**REQUIRED WORK**
Give the entries again, word for word.

(Dataset entries)
________________________

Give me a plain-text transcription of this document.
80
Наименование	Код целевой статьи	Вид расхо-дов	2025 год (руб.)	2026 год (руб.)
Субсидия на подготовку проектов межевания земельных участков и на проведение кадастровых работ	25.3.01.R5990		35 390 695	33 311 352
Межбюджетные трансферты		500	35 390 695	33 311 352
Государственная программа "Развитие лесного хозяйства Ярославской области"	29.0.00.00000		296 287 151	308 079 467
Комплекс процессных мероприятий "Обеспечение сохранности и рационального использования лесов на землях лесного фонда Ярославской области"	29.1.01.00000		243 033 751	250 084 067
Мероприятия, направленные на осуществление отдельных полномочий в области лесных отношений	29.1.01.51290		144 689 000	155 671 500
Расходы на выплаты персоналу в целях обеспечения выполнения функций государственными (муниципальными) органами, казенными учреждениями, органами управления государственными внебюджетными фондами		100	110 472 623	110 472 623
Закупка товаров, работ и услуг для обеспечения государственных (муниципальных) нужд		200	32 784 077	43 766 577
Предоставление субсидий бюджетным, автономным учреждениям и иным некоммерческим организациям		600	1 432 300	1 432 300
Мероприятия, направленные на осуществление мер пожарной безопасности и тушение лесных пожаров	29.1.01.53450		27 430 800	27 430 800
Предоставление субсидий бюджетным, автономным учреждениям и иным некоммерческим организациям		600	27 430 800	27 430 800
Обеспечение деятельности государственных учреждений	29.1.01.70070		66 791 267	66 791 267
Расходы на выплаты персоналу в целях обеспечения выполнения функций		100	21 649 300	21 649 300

________________________

**TASK RESPONSE**
Give me a plain-text transcription of this document.
80
Наименование	Код целевой статьи	Вид расхо-дов	2025 год (руб.)	2026 год (руб.)
Субсидия на подготовку проектов межевания земельных участков и на проведение кадастровых работ	25.3.01.R5990		35 390 695	33 311 352
Межбюджетные трансферты		500	35 390 695	33 311 352
Государственная программа "Развитие лесного хозяйства Ярославской области"	29.0.00.00000		296 287 151	308 079 467
Комплекс процессных мероприятий "Обеспечение сохранности и рационального использования лесов на землях лесного фонда Ярославской области"	29.1.01.00000		243 033 751	250 084 067
Мероприятия, направленные на осуществление отдельных полномочий в области лесных отношений	29.1.01.51290		144 689 000	155 671 500
Расходы на выплаты персоналу в целях обеспечения выполнения функций государственными (муниципальными) органами, казенными учреждениями, органами управления государственными внебюджетными фондами		100	110 472 623	110 472 623
Закупка товаров, работ и услуг для обеспечения государственных (муниципальных) нужд		200	32 784 077	43 766 577
Предоставление субсидий бюджетным, автономным учреждениям и иным некоммерческим организациям		600	1 432 300	1 432 300
Мероприятия, направленные на осуществление мер пожарной безопасности и тушение лесных пожаров	29.1.01.53450		27 430 800	27 430 800
Предоставление субсидий бюджетным, автономным учреждениям и иным некоммерческим организациям		600	27 430 800	27 430 800
Обеспечение деятельности государственных учреждений	29.1.01.70070		66 791 267	66 791 267
Расходы на выплаты персоналу в целях обеспечения выполнения функций		100	21 649 300	21 649 300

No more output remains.